• _Stated goal_:
Determine the number of lines containing the word "text". Reply with it and nothing else.

━━━━━ Supplied material

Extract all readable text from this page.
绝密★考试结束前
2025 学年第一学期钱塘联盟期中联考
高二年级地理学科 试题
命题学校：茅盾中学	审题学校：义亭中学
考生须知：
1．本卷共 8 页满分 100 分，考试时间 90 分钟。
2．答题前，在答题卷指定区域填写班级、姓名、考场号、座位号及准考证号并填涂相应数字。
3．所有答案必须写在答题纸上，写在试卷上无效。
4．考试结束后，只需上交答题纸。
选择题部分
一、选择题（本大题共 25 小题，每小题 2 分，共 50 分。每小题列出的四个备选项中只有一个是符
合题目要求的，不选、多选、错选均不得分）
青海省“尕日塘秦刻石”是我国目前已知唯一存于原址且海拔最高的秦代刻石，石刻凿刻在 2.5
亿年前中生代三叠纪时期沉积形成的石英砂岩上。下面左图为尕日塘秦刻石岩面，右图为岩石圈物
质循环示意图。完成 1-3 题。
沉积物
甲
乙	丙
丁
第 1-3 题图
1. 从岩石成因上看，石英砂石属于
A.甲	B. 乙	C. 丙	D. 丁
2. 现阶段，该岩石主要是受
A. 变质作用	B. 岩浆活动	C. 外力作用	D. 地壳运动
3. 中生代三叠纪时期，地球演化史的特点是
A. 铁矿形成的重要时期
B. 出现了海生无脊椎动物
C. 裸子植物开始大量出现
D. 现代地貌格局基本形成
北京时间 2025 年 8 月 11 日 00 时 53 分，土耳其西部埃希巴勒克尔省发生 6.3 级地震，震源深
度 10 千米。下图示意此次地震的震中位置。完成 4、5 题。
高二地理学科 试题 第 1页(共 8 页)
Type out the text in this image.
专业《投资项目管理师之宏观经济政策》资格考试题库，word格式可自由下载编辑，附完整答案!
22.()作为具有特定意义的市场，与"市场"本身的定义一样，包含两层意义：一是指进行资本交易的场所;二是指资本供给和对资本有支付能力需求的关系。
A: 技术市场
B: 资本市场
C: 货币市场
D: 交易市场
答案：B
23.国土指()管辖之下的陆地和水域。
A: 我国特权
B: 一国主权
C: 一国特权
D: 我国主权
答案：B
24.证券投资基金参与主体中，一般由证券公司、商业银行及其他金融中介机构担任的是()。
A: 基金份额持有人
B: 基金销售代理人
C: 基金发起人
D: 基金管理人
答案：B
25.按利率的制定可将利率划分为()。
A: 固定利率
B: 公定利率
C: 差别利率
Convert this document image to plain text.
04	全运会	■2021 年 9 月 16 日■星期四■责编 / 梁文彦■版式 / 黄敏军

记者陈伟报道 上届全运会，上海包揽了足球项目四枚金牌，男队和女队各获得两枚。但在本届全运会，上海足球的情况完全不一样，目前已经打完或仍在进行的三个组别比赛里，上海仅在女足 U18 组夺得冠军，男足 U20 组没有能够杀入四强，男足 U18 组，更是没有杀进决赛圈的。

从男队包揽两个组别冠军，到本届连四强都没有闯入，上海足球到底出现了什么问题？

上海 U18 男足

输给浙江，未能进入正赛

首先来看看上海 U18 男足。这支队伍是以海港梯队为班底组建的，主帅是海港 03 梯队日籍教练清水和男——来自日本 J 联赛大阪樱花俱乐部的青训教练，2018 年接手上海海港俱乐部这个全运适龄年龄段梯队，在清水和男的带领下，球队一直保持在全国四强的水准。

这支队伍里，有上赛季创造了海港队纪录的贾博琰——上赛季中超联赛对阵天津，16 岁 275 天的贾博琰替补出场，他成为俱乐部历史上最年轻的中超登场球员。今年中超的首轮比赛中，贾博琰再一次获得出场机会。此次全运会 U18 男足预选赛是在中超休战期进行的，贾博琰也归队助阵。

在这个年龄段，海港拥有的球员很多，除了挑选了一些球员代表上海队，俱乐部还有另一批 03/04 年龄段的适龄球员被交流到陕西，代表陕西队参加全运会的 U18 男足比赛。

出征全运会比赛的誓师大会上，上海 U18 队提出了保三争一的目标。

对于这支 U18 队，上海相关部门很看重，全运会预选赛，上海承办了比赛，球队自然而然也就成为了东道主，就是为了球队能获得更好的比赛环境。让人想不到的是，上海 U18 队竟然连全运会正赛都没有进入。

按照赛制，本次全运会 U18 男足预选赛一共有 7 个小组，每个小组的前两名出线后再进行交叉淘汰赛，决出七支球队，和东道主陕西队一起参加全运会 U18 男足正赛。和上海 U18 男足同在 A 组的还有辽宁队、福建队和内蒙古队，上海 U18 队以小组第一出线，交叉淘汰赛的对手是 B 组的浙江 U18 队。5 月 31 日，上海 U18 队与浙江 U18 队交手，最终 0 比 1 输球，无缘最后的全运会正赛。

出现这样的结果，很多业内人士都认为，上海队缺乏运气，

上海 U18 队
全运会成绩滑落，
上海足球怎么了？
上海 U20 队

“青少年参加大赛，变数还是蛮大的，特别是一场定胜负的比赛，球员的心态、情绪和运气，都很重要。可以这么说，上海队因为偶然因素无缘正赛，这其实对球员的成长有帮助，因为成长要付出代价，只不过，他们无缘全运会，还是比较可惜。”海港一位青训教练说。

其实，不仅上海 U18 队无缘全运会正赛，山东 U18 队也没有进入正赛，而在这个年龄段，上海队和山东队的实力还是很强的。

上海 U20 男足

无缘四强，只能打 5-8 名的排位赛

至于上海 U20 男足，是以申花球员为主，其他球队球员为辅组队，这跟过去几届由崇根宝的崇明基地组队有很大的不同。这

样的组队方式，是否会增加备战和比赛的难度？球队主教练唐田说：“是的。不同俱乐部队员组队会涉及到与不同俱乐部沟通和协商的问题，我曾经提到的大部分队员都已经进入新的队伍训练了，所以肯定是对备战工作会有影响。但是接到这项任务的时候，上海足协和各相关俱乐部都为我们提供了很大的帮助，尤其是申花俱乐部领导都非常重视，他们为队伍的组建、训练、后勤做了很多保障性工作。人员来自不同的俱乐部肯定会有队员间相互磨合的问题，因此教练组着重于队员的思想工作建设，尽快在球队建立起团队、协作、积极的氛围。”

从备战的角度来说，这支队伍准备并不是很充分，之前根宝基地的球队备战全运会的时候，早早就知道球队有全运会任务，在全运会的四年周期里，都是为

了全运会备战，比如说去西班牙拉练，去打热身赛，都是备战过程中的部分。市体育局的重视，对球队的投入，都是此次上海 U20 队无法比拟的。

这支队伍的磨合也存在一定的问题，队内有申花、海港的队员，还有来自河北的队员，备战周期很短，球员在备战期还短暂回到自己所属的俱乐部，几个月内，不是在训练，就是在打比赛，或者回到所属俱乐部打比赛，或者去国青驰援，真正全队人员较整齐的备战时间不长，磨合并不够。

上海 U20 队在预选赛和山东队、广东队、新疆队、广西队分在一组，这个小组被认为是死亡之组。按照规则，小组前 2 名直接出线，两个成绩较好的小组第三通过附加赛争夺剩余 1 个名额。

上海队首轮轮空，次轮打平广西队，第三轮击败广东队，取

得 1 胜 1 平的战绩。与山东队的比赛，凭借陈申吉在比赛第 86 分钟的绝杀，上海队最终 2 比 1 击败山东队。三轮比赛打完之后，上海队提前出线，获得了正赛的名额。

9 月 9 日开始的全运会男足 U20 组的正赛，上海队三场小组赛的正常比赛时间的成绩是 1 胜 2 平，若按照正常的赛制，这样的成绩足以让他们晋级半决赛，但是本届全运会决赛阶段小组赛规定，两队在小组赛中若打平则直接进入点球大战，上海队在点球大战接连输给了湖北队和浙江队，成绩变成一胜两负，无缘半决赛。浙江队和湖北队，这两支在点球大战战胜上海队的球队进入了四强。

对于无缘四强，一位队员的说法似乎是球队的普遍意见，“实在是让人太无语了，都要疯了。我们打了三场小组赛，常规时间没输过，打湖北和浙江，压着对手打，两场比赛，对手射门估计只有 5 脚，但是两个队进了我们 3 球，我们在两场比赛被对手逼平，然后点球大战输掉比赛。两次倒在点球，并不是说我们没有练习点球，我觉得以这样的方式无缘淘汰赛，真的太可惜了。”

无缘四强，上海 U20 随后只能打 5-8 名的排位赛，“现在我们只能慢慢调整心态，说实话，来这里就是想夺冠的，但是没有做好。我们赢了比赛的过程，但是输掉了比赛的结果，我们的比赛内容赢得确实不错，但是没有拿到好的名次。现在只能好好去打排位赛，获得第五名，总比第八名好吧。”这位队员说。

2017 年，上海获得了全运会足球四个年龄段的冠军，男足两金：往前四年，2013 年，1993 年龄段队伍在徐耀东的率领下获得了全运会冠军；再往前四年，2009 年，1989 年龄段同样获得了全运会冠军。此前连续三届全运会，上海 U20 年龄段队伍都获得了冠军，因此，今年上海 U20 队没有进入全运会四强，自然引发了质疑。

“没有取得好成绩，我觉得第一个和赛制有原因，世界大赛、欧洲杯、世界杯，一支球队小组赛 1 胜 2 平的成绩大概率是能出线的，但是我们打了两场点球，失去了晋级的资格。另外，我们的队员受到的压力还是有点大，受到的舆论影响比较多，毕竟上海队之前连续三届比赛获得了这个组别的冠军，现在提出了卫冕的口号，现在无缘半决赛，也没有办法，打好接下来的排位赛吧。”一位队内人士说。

━━━━━━━━━━

• _Finished task_:
3